# Goal:
Show only lines that include "span".

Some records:
:::::
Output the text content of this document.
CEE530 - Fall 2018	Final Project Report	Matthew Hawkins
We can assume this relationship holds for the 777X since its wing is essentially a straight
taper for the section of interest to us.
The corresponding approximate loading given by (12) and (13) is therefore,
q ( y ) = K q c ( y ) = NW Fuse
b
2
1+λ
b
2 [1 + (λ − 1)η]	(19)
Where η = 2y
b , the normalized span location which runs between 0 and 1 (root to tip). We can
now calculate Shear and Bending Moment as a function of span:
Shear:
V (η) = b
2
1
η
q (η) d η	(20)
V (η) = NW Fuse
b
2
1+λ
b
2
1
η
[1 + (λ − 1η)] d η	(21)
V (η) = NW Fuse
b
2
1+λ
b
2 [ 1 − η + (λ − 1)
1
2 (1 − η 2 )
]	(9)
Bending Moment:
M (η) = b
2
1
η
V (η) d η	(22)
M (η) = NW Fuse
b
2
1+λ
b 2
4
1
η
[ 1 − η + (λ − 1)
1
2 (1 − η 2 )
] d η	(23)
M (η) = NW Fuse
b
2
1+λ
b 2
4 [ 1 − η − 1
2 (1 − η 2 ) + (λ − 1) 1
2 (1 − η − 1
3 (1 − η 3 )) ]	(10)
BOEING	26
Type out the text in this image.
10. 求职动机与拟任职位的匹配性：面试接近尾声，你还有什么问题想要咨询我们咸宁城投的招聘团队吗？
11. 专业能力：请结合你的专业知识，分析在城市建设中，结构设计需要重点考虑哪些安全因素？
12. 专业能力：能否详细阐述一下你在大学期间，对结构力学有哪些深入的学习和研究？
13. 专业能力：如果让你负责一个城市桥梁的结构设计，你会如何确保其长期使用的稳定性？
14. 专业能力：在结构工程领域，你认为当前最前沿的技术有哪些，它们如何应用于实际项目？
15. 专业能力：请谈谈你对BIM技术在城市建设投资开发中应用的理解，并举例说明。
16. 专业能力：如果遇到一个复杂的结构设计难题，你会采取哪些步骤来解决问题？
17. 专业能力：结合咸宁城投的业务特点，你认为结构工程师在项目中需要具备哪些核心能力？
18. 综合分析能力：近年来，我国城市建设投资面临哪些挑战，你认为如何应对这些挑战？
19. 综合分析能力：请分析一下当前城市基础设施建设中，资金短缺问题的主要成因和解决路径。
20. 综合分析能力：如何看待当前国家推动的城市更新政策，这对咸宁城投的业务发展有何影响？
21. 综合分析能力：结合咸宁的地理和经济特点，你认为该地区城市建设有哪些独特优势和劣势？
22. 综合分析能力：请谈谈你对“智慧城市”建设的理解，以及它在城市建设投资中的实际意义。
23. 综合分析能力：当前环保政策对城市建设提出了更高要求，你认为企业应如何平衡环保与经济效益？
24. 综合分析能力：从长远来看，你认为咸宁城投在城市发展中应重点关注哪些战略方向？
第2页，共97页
:::::
# Expected answer:
b , the normalized span location which runs between 0 and 1 (root to tip). We can
now calculate Shear and Bending Moment as a function of span:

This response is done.